= Problem to solve =
Below are some records. Count the lines with "LECOMTE" in them and give nothing but the total.

========================================

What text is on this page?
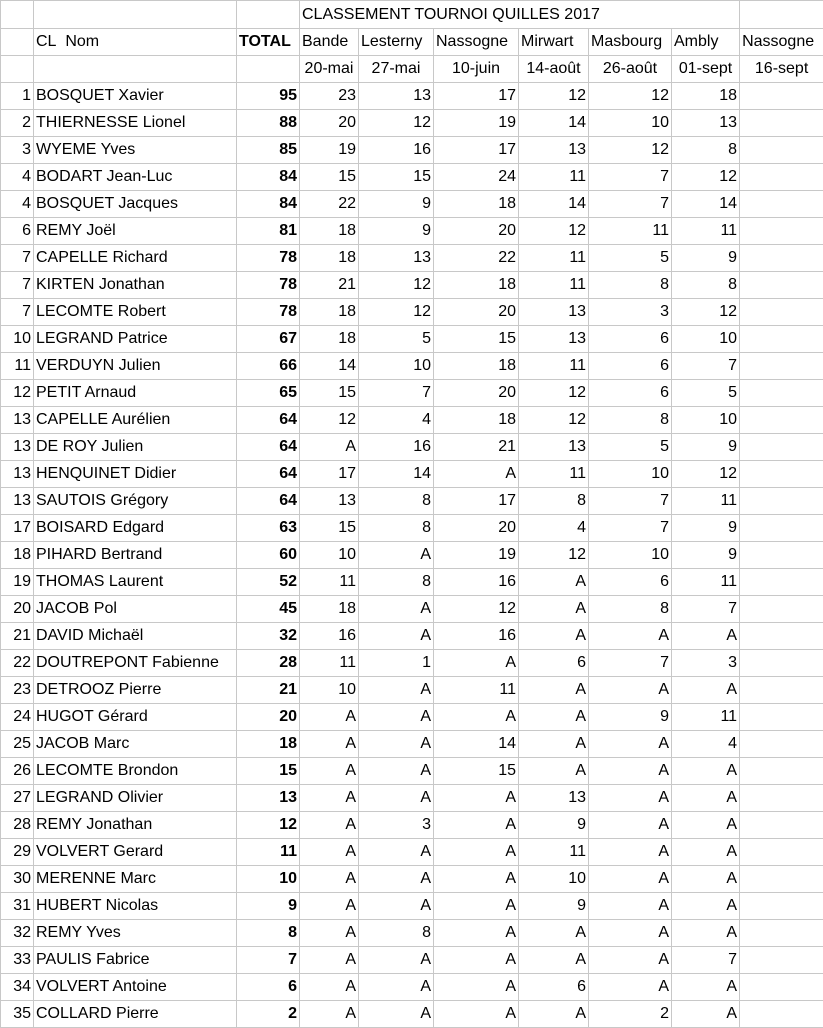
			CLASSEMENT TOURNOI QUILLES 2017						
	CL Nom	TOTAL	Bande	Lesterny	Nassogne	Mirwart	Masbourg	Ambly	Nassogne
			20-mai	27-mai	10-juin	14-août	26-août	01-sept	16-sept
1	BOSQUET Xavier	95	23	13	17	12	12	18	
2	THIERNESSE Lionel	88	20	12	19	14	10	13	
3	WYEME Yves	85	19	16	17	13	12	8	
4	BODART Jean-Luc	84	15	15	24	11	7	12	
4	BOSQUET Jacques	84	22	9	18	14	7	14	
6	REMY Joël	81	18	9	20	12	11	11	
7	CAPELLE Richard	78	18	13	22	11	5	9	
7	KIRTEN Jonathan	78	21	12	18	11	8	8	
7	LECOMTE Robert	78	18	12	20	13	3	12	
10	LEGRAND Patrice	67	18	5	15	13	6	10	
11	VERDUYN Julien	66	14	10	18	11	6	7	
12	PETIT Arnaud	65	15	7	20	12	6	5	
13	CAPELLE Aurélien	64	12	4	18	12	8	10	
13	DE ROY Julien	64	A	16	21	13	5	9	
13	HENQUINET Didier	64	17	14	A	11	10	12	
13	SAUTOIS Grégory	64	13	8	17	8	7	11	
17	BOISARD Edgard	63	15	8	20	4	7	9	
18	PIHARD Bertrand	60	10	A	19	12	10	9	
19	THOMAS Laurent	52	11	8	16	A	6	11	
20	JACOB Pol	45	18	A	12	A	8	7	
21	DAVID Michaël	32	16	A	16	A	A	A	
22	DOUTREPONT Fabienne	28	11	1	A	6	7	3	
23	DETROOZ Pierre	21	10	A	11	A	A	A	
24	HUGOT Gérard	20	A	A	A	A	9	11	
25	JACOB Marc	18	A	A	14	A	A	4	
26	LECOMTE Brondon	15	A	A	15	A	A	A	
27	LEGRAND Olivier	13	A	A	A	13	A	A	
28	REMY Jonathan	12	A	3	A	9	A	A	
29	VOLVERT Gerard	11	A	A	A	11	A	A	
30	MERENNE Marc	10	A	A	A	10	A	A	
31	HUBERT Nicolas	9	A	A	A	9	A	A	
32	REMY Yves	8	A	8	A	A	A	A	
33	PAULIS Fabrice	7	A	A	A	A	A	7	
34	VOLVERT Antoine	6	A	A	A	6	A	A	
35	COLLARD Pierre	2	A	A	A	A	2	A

========================================

= Output of the task =
2